[start of SOURCE RECORDS]
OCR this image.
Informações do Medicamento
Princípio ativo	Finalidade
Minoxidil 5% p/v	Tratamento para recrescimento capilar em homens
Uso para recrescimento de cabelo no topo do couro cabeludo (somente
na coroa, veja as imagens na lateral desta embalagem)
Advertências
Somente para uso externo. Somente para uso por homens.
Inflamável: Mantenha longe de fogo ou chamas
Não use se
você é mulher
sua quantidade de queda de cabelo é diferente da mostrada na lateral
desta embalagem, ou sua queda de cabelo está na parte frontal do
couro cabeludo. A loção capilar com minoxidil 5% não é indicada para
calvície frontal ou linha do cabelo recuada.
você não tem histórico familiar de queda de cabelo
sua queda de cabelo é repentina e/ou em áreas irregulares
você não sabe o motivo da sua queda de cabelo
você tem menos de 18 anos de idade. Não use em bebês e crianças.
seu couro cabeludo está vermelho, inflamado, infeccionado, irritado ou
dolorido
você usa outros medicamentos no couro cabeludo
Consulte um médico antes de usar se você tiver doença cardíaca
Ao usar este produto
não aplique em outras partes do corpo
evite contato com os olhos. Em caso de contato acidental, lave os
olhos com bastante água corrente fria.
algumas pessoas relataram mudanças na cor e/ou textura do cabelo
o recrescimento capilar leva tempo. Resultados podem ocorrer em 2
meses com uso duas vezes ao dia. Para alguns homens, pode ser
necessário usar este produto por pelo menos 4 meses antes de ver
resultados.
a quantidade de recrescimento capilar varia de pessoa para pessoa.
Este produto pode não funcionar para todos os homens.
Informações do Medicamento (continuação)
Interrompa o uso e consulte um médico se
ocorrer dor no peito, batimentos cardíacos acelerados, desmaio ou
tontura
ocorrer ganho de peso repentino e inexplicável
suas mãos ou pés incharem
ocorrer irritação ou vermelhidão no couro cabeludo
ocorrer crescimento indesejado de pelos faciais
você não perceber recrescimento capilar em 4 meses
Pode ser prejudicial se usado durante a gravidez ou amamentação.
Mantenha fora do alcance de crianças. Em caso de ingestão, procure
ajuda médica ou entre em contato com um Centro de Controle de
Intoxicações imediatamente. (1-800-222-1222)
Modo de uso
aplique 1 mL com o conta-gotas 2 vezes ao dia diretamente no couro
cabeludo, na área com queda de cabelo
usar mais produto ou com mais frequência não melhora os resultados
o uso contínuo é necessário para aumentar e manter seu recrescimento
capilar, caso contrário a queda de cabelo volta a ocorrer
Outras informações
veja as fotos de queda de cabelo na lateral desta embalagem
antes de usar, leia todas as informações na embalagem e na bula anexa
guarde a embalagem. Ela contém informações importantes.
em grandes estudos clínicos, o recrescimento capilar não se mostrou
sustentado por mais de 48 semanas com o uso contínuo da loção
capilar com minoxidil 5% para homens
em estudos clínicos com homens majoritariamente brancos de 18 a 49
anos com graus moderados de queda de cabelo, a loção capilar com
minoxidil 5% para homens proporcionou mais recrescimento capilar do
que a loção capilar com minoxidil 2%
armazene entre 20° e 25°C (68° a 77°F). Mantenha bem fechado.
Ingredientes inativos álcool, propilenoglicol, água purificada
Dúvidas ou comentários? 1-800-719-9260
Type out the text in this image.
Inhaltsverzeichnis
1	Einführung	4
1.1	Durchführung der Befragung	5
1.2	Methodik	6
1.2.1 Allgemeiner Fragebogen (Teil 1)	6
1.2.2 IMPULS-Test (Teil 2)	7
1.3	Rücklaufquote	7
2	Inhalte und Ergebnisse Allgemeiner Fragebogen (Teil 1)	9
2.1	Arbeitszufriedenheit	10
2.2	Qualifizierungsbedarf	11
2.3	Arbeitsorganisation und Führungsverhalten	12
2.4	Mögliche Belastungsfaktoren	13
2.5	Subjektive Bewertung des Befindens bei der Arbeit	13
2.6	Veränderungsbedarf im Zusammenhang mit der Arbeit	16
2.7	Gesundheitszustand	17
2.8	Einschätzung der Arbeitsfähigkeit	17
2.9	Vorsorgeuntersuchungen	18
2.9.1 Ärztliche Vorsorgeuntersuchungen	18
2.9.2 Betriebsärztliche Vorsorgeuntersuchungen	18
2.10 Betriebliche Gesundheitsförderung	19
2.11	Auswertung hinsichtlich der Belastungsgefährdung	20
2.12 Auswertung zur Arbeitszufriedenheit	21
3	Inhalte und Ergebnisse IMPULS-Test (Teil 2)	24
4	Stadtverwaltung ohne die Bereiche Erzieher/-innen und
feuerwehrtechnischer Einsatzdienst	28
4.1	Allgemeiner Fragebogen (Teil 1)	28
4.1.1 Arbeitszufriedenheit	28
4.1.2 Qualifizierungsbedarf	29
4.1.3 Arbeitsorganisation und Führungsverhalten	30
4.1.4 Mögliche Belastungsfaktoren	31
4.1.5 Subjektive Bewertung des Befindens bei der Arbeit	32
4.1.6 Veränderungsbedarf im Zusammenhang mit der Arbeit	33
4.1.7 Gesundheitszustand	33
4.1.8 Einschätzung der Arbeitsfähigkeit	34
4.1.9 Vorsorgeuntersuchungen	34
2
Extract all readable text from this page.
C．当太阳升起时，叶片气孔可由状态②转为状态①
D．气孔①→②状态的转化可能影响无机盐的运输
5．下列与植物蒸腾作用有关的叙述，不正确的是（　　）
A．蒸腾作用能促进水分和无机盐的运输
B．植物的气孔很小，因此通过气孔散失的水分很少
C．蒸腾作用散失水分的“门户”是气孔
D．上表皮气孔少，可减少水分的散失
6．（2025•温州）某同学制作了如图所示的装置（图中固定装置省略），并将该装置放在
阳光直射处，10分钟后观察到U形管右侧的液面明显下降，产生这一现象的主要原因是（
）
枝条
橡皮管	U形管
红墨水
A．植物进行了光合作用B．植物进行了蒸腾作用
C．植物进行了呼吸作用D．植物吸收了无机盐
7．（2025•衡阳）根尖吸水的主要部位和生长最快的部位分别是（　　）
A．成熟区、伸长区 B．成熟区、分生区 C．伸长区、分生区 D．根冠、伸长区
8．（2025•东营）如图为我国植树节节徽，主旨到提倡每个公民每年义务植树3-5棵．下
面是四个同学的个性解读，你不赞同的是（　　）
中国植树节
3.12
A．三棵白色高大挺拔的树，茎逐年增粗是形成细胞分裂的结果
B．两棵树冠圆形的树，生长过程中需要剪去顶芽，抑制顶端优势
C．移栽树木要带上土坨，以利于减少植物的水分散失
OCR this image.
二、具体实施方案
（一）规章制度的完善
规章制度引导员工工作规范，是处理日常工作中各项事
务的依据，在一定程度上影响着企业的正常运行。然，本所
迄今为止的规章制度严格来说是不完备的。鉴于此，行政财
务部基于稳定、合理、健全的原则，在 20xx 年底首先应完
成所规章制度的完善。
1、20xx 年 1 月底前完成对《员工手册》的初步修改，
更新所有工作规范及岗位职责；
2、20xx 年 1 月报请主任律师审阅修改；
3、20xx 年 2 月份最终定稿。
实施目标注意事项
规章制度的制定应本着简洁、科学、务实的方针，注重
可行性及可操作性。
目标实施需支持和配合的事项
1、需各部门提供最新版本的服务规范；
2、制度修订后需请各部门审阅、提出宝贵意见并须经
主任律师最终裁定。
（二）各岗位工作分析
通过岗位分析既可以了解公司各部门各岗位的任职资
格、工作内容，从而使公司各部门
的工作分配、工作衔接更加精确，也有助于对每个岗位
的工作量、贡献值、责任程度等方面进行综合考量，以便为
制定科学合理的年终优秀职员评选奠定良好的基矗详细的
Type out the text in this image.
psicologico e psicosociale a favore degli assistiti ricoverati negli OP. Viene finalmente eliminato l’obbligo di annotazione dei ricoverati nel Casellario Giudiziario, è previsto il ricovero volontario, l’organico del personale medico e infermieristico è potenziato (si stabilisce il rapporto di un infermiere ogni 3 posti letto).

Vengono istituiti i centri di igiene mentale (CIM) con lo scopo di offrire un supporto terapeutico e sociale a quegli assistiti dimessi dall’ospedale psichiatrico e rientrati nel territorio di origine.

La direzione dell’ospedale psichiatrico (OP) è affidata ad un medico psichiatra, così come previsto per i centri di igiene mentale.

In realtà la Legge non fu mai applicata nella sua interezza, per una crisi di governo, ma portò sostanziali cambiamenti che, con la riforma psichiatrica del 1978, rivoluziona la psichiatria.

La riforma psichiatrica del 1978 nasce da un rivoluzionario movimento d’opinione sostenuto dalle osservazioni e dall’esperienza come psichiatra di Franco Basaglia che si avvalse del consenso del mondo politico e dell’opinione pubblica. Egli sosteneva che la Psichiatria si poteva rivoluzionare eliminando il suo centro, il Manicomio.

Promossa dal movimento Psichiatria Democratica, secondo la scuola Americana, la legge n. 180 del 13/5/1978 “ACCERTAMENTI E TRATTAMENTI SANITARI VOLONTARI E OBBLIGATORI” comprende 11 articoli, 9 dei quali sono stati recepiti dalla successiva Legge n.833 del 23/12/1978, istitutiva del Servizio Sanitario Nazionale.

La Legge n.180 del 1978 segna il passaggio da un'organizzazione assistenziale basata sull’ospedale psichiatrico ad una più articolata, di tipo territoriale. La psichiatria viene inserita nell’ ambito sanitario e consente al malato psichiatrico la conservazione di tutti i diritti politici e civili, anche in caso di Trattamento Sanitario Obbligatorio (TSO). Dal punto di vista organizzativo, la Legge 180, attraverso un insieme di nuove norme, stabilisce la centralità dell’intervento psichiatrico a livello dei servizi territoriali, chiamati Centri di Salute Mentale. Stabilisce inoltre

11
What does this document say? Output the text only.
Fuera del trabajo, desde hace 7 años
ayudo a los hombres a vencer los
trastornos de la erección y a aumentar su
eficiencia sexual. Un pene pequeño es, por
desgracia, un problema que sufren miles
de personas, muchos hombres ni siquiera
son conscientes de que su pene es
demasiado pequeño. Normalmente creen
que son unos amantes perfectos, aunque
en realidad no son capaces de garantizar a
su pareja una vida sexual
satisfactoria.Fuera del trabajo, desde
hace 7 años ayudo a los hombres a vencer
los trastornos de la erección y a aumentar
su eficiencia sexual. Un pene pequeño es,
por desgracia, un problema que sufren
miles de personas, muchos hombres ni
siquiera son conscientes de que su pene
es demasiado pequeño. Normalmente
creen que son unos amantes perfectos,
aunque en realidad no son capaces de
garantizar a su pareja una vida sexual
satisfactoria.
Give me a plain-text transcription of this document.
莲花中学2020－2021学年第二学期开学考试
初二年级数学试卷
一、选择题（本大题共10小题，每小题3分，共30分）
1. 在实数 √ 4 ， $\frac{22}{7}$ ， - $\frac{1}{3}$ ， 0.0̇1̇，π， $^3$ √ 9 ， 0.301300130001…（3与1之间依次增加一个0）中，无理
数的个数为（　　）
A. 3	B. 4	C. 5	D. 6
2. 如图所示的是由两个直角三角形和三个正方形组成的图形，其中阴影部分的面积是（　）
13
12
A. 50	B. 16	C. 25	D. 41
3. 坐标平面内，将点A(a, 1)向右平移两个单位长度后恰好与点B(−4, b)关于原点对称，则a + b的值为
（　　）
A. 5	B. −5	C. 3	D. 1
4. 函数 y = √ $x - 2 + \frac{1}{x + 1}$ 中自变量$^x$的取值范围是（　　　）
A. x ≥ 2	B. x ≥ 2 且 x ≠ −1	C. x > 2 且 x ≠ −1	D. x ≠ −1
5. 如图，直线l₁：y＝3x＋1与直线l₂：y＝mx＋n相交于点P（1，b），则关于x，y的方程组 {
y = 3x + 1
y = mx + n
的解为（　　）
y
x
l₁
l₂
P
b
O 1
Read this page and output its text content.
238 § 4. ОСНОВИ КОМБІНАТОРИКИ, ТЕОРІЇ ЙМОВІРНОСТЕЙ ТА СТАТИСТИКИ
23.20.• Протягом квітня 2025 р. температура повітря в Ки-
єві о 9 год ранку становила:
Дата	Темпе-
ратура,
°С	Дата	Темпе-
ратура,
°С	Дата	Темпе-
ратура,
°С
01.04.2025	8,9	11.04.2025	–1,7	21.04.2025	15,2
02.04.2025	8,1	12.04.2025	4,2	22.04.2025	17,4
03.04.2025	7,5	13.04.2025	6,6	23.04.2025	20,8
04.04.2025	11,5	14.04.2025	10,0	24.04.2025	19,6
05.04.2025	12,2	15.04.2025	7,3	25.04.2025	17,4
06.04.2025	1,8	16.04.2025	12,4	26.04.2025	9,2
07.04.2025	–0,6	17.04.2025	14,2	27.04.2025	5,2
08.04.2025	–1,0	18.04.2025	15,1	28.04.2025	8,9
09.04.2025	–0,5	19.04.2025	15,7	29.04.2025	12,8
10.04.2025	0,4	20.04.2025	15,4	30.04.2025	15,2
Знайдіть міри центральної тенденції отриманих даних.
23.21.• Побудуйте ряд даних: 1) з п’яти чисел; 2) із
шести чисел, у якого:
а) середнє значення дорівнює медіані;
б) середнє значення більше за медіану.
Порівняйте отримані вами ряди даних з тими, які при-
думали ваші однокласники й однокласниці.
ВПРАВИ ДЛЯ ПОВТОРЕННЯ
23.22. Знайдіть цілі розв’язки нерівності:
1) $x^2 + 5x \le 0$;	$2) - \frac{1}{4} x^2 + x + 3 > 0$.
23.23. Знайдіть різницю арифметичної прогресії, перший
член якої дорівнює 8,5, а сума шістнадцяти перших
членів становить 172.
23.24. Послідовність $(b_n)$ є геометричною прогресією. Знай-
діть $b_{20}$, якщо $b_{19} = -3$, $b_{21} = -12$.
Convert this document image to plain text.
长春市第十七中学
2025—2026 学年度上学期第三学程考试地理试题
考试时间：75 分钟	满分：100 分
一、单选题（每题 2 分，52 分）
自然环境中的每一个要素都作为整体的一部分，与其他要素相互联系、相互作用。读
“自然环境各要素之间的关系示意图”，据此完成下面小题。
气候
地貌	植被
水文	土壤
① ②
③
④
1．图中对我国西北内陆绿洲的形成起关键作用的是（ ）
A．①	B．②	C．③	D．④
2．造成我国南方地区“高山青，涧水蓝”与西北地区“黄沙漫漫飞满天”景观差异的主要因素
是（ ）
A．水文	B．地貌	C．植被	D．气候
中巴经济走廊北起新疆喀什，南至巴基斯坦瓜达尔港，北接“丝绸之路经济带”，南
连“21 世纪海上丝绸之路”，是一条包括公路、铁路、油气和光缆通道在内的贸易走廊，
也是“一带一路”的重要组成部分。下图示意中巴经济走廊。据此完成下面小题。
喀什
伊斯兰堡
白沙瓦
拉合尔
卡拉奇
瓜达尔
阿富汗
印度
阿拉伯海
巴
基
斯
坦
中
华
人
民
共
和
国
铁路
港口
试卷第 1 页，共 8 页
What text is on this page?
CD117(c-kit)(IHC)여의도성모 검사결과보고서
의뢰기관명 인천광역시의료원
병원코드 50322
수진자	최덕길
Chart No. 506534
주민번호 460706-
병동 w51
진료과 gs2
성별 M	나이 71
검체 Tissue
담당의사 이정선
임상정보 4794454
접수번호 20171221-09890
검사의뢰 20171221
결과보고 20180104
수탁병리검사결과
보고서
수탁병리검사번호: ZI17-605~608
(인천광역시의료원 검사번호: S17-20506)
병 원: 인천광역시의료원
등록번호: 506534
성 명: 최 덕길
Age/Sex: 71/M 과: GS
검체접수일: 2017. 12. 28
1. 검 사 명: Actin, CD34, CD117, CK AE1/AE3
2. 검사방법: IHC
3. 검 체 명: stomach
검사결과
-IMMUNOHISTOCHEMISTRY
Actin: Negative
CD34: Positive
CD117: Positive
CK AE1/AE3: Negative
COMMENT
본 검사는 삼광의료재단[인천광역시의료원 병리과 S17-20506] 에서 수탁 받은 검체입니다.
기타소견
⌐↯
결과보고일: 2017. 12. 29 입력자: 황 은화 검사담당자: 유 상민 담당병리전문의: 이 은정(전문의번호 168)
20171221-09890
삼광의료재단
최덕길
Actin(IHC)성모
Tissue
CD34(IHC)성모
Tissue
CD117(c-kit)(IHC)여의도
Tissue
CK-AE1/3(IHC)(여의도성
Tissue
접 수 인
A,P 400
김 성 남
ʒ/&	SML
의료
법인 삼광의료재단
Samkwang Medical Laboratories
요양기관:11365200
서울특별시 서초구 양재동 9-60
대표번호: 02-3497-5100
[end of SOURCE RECORDS]
__WORK TO BE COMPLETED__. Reproduce exactly the line that holds "What text is on this page?", then every line after it, ending with the final line of the records above.

__REPLY__.
What text is on this page?
CD117(c-kit)(IHC)여의도성모 검사결과보고서
의뢰기관명 인천광역시의료원
병원코드 50322
수진자	최덕길
Chart No. 506534
주민번호 460706-
병동 w51
진료과 gs2
성별 M	나이 71
검체 Tissue
담당의사 이정선
임상정보 4794454
접수번호 20171221-09890
검사의뢰 20171221
결과보고 20180104
수탁병리검사결과
보고서
수탁병리검사번호: ZI17-605~608
(인천광역시의료원 검사번호: S17-20506)
병 원: 인천광역시의료원
등록번호: 506534
성 명: 최 덕길
Age/Sex: 71/M 과: GS
검체접수일: 2017. 12. 28
1. 검 사 명: Actin, CD34, CD117, CK AE1/AE3
2. 검사방법: IHC
3. 검 체 명: stomach
검사결과
-IMMUNOHISTOCHEMISTRY
Actin: Negative
CD34: Positive
CD117: Positive
CK AE1/AE3: Negative
COMMENT
본 검사는 삼광의료재단[인천광역시의료원 병리과 S17-20506] 에서 수탁 받은 검체입니다.
기타소견
⌐↯
결과보고일: 2017. 12. 29 입력자: 황 은화 검사담당자: 유 상민 담당병리전문의: 이 은정(전문의번호 168)
20171221-09890
삼광의료재단
최덕길
Actin(IHC)성모
Tissue
CD34(IHC)성모
Tissue
CD117(c-kit)(IHC)여의도
Tissue
CK-AE1/3(IHC)(여의도성
Tissue
접 수 인
A,P 400
김 성 남
ʒ/&	SML
의료
법인 삼광의료재단
Samkwang Medical Laboratories
요양기관:11365200
서울특별시 서초구 양재동 9-60
대표번호: 02-3497-5100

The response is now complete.